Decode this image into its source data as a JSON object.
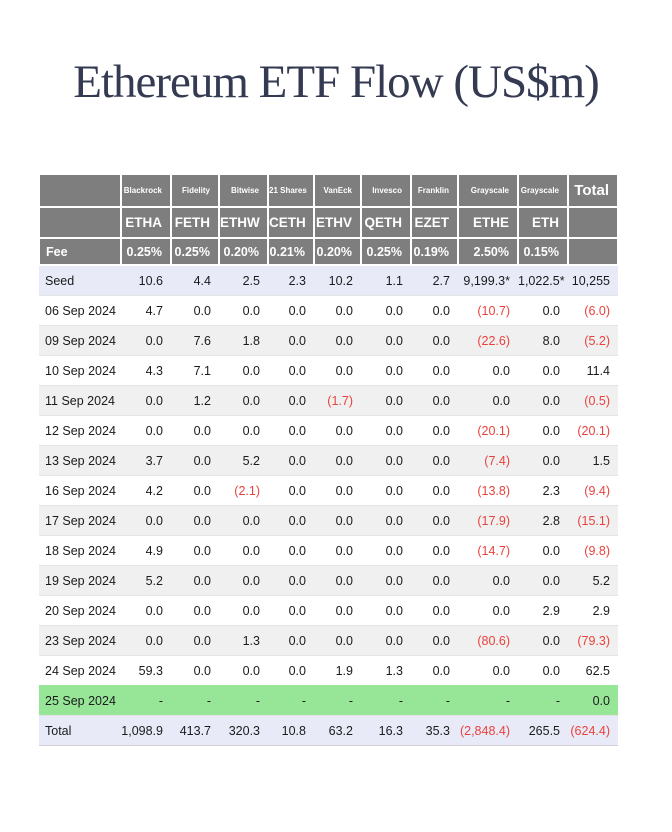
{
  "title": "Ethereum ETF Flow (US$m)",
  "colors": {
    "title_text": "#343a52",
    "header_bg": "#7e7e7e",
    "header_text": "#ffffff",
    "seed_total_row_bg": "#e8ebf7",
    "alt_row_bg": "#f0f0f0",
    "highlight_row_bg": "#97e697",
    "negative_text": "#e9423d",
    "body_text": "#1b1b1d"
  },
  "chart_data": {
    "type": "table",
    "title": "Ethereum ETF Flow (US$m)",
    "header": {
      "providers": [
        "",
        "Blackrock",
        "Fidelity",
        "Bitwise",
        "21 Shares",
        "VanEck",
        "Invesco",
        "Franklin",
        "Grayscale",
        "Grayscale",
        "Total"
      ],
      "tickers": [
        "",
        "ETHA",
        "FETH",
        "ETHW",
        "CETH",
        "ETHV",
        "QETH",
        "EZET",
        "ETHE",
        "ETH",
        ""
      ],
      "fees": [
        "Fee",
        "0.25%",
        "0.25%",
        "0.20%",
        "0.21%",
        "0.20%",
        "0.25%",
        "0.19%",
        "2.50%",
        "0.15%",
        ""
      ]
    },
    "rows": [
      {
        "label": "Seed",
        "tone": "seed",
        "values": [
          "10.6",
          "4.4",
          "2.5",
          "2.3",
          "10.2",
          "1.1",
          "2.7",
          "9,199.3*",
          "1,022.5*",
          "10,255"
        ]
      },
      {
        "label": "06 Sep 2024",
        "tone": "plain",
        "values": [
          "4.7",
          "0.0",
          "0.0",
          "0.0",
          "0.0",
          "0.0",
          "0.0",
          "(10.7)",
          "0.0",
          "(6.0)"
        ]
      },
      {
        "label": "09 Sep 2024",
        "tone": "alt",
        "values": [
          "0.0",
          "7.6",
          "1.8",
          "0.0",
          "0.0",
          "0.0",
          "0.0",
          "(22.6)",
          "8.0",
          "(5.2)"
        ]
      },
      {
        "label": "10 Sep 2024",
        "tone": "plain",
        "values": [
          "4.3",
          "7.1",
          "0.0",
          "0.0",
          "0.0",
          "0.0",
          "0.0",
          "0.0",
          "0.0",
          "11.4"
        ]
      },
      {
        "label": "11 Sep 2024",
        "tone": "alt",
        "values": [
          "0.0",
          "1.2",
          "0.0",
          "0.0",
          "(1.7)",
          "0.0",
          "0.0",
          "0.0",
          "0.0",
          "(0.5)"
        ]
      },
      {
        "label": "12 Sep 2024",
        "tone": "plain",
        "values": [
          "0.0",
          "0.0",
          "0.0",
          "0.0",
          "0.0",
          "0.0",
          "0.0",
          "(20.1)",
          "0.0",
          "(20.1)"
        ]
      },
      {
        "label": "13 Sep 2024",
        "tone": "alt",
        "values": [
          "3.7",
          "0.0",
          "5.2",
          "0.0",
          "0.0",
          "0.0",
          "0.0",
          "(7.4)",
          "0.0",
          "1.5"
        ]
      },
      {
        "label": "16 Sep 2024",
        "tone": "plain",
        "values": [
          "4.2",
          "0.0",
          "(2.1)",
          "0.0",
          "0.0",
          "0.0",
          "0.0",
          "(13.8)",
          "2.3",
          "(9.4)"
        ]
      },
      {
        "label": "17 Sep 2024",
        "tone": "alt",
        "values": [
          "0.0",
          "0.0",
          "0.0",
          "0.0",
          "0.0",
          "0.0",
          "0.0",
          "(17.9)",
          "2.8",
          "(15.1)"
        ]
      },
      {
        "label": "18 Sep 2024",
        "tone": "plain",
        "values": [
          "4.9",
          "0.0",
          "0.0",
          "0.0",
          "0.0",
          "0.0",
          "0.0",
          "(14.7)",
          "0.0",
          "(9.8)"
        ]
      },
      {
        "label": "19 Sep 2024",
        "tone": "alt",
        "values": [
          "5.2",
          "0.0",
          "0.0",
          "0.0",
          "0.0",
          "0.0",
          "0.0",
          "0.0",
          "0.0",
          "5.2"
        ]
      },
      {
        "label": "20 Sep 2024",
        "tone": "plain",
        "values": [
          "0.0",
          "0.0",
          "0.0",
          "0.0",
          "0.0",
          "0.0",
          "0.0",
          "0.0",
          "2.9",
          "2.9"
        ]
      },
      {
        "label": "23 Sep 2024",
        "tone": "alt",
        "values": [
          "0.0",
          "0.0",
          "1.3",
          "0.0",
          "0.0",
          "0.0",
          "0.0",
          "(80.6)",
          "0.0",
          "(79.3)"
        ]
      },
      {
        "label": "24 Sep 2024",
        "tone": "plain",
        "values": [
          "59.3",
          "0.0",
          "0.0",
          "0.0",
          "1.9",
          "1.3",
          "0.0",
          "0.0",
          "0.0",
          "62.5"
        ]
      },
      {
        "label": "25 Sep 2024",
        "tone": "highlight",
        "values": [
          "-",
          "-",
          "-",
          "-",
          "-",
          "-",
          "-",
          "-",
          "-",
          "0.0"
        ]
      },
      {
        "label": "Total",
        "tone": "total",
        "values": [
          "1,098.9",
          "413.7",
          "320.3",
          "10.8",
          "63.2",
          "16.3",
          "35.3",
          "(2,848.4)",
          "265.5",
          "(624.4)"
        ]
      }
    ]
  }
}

--

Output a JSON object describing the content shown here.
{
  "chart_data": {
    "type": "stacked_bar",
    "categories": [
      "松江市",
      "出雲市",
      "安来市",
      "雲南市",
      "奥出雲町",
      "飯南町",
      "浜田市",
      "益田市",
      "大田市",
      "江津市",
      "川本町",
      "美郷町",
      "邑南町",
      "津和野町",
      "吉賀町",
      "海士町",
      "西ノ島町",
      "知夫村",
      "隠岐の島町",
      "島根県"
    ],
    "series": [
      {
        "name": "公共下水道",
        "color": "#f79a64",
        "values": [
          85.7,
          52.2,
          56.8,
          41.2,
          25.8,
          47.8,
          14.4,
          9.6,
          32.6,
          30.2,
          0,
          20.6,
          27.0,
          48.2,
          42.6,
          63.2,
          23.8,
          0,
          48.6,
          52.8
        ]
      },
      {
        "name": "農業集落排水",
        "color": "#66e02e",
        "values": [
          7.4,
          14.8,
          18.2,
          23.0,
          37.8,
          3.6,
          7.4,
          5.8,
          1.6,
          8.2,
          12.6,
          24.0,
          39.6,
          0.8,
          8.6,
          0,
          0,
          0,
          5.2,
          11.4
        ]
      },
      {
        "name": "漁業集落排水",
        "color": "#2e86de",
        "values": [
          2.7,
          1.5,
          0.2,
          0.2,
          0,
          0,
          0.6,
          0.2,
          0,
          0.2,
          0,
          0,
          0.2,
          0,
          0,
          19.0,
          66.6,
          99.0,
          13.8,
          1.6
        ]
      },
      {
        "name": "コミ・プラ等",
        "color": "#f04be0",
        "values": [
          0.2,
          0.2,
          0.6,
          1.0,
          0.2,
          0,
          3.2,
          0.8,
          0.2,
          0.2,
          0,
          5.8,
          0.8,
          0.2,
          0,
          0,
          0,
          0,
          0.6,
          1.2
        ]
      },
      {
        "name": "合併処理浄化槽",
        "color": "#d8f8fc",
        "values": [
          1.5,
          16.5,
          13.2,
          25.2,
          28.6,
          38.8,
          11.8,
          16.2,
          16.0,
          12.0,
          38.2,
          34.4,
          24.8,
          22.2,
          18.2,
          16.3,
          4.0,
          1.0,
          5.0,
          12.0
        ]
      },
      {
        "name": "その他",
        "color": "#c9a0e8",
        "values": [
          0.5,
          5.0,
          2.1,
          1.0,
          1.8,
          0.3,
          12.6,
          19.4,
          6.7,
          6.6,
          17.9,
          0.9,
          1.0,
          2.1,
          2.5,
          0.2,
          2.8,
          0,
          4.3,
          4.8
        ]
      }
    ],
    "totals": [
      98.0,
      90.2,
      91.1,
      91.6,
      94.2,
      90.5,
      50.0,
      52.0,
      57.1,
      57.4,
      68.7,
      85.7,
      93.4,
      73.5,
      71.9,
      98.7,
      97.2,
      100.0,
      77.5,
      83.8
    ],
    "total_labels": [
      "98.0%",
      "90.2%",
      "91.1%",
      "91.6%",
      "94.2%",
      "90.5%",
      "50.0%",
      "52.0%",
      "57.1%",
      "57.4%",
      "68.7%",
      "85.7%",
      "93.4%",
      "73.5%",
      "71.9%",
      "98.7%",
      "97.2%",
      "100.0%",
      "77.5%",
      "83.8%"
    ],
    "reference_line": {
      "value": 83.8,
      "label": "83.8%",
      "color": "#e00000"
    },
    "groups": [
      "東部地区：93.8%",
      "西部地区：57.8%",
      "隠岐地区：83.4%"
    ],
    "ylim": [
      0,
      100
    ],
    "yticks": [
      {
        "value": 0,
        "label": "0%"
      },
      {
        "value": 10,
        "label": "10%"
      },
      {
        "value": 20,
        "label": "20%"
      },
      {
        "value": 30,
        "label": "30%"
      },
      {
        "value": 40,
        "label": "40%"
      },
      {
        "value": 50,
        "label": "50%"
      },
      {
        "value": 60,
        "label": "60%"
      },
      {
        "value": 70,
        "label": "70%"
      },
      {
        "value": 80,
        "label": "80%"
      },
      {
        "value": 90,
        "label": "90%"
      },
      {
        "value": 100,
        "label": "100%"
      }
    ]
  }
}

__Exercise task__:
Copy all the lines above that hold the string "name".

__Solution below__:
        "name": "公共下水道",
        "name": "農業集落排水",
        "name": "漁業集落排水",
        "name": "コミ・プラ等",
        "name": "合併処理浄化槽",
        "name": "その他",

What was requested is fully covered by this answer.